▸ **Aim**
Extract the full set of records that follows, word for word.

Extracted data entries
START
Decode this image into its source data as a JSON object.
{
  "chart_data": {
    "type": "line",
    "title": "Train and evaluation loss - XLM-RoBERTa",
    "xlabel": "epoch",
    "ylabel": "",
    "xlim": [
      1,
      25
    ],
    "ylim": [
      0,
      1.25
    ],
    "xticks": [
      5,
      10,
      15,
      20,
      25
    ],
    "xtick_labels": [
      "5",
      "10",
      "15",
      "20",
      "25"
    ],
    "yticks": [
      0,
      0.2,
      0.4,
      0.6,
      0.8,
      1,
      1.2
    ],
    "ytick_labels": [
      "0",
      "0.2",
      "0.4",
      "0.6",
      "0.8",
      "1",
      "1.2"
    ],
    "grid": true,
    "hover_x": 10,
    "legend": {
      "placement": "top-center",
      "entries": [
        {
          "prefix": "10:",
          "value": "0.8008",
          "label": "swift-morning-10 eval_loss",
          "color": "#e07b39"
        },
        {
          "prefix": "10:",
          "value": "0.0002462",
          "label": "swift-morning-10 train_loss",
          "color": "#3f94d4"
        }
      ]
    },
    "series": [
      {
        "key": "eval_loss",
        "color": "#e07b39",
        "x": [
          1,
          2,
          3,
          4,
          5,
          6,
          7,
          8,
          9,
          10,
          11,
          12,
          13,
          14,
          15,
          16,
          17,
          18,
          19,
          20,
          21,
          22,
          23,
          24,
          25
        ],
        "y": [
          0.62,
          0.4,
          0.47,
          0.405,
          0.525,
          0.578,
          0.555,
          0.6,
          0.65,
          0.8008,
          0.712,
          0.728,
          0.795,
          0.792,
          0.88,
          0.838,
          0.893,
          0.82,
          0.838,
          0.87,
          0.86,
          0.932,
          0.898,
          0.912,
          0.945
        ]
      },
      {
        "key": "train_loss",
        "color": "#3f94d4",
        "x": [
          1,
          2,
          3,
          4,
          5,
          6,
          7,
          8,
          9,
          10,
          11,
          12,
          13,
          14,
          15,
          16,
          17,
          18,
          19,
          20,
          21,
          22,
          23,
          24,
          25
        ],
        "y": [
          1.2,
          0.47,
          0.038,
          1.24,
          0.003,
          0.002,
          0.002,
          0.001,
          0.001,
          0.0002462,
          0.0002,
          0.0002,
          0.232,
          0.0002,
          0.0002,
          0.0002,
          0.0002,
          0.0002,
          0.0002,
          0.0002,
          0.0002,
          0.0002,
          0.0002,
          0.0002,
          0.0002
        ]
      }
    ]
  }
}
END
▸ **Exercise solution**
Decode this image into its source data as a JSON object.
{
  "chart_data": {
    "type": "line",
    "title": "Train and evaluation loss - XLM-RoBERTa",
    "xlabel": "epoch",
    "ylabel": "",
    "xlim": [
      1,
      25
    ],
    "ylim": [
      0,
      1.25
    ],
    "xticks": [
      5,
      10,
      15,
      20,
      25
    ],
    "xtick_labels": [
      "5",
      "10",
      "15",
      "20",
      "25"
    ],
    "yticks": [
      0,
      0.2,
      0.4,
      0.6,
      0.8,
      1,
      1.2
    ],
    "ytick_labels": [
      "0",
      "0.2",
      "0.4",
      "0.6",
      "0.8",
      "1",
      "1.2"
    ],
    "grid": true,
    "hover_x": 10,
    "legend": {
      "placement": "top-center",
      "entries": [
        {
          "prefix": "10:",
          "value": "0.8008",
          "label": "swift-morning-10 eval_loss",
          "color": "#e07b39"
        },
        {
          "prefix": "10:",
          "value": "0.0002462",
          "label": "swift-morning-10 train_loss",
          "color": "#3f94d4"
        }
      ]
    },
    "series": [
      {
        "key": "eval_loss",
        "color": "#e07b39",
        "x": [
          1,
          2,
          3,
          4,
          5,
          6,
          7,
          8,
          9,
          10,
          11,
          12,
          13,
          14,
          15,
          16,
          17,
          18,
          19,
          20,
          21,
          22,
          23,
          24,
          25
        ],
        "y": [
          0.62,
          0.4,
          0.47,
          0.405,
          0.525,
          0.578,
          0.555,
          0.6,
          0.65,
          0.8008,
          0.712,
          0.728,
          0.795,
          0.792,
          0.88,
          0.838,
          0.893,
          0.82,
          0.838,
          0.87,
          0.86,
          0.932,
          0.898,
          0.912,
          0.945
        ]
      },
      {
        "key": "train_loss",
        "color": "#3f94d4",
        "x": [
          1,
          2,
          3,
          4,
          5,
          6,
          7,
          8,
          9,
          10,
          11,
          12,
          13,
          14,
          15,
          16,
          17,
          18,
          19,
          20,
          21,
          22,
          23,
          24,
          25
        ],
        "y": [
          1.2,
          0.47,
          0.038,
          1.24,
          0.003,
          0.002,
          0.002,
          0.001,
          0.001,
          0.0002462,
          0.0002,
          0.0002,
          0.232,
          0.0002,
          0.0002,
          0.0002,
          0.0002,
          0.0002,
          0.0002,
          0.0002,
          0.0002,
          0.0002,
          0.0002,
          0.0002,
          0.0002
        ]
      }
    ]
  }
}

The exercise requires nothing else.